ФРАГМЕНТ ТЕКСТА:
Некоторые литераторы, как правило архаической идеологической и эстетической ориентации, считали своим долгом информировать III отделение о тех или иных прегрешениях и преступлениях политического характера. Так, 3 июня 1826 г. уездный лекарь в г. Никольске Вологодской губернии, литератор Иван Васильевич Георгиевский (1802 — ок. 1865) 126 отправил донос на имя Императора, где писал об антиправительственных высказываниях А.Ф. Воейкова и о добавленных им в его рукописную сатиру “Дом сумасшедших” соответствующих пассажах 127.
Учитель Ревельского уездного училища и литератор Николай Васильевич Баталин (1803—кон. 1860-х гг.) 128 в октябре 1826 г. обратился к министру народного просвещения А.С. Шишкову с донесением о том, что “общественное воспитание <…> в Эстляндии устремлено не к пользе Отечества, но к той цели, дабы под личиною притворного благочестия образовать юношество в духе республиканском, чему доказательством служат частые бунты между дерптскими студентами, которые получали пагубный навык к своеволию в первоначальных училищах” 129. Донесение это было передано в незадолго до этого созданное III отделение.
Баталин был из обер-офицерских детей (т.е. по рождению не был дворянином), окончил словесное отделение Московского университета, с 1821 г. преподавал в Прибалтике, а в 1825 г. по повелению Александра I был перемещен в казанский учебный округ (видимо, из-за конфликта с начальством). В 1839 г. он был отстранен от должности из-за “пререканий” с начальством. Изучавший творчество Баталина А.А. Ильин-Томич пришел к выводу, что его сочинения “демонстрируют его крайнюю благонамеренность (как религиозную, так и политическую)” 130.
В 1828 г. в III отделение пришел анонимный (но явно из литературной среды) донос из Москвы с жалобами на самоуправство попечителя Московского учебного округа А.А. Писарева. Он был доложен царю, но не повлек за собой неприятностей для А.А. Писарева 131.
Гораздо более серьезные последствия имел другой анонимный донос — на “Европейца” Киреевского в 1832 г. Он также был доложен царю, и по его повелению журнал был закрыт на третьем номере 132.
Доносы в III отделение подавал и журналист, поэт, драматург и прозаик Борис Михайлович Федоров (1798—1875) 133. Дворянин, он не обладал никаким имением и с юных лет тянул чиновничью лямку (служил в министерстве юстиции, потом в министерстве духовных дел и народного просвещения). Не наделенный литературным талантом, он придерживался архаичных эстетических взглядов. Как отмечал В.Э. Вацуро, “уже в ранний период подчеркнутый и несколько назойливый морализм и благонамеренность определяются как основное качество литературной продукции Федорова” 134.

Строки из набора данных:
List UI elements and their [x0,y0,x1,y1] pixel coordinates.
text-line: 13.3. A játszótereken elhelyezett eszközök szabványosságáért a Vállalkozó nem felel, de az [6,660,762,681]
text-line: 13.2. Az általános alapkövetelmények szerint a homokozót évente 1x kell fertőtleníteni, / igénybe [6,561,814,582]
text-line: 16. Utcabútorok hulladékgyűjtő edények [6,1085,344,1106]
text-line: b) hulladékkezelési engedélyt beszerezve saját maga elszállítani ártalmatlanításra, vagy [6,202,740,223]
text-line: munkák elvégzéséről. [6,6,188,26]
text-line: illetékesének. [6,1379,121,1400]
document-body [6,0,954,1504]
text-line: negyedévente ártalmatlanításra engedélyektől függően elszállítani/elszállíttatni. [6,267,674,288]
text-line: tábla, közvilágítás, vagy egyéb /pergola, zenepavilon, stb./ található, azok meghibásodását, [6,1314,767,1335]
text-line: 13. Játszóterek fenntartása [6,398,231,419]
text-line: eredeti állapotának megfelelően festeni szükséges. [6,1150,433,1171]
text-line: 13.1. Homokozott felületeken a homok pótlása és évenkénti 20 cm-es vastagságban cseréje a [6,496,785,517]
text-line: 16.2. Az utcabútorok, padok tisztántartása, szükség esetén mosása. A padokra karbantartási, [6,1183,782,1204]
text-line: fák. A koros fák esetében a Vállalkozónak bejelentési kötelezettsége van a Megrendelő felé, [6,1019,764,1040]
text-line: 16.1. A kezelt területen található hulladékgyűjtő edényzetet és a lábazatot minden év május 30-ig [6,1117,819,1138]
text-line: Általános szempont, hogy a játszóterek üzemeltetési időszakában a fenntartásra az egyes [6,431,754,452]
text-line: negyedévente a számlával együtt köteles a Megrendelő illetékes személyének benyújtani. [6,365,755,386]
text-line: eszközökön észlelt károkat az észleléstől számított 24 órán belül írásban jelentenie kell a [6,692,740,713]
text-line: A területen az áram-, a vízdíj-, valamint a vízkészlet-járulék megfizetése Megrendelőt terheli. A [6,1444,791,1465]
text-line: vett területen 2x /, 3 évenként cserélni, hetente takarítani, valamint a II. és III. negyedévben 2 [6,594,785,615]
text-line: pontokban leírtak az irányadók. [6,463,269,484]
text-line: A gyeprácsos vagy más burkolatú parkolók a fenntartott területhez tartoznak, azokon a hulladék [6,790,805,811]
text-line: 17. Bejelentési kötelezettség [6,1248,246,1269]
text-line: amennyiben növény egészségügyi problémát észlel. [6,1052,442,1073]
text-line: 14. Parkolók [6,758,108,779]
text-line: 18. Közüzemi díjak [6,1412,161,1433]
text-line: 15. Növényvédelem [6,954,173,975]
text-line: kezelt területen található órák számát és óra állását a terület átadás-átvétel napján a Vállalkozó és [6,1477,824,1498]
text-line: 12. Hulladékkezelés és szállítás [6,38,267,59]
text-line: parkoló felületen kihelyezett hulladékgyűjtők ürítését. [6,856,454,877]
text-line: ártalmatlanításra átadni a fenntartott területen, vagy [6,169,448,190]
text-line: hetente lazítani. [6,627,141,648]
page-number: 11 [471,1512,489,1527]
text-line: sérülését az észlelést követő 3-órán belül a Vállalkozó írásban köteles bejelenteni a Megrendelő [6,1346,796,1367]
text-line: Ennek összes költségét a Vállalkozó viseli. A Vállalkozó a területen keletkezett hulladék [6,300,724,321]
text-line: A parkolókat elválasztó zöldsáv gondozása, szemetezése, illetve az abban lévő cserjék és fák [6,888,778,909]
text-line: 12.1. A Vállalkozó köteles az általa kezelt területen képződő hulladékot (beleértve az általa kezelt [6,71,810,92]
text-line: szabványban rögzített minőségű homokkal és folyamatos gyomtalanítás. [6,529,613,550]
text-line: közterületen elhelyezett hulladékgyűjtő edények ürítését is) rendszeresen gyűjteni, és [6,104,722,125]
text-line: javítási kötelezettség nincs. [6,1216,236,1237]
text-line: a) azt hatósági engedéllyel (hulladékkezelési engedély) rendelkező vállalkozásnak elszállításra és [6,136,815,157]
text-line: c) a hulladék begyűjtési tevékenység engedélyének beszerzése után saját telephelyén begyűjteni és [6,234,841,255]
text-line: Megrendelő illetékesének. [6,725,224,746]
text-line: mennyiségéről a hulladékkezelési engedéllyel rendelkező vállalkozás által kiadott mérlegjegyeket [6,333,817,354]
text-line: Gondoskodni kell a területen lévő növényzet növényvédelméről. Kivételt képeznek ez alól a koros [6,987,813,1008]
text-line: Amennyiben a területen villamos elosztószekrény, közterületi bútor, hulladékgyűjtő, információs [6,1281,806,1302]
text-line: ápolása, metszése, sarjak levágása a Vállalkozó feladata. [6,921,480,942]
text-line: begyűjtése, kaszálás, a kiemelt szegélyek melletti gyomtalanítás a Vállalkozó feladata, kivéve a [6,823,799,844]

ЗАДАНИЯ К УПРАЖНЕНИЮ:
**A.** Ответьте по фрагменту о доносах: кому Н.В. Баталин направил свое донесение в октябре 1826 г.?
**B.** Объясните по фрагменту о доносах, что Баталин приводил в доказательство того, что юношество в Эстляндии воспитывают «в духе республиканском».

РЕШЕНИЯ ПО ЗАДАНИЯМ:
**A.** Министру народного просвещения А.С. Шишкову.

**B.** Доказательством Баталин считал частые бунты дерптских студентов. По его словам, пагубный навык к своеволию студенты получали еще в первоначальных училищах.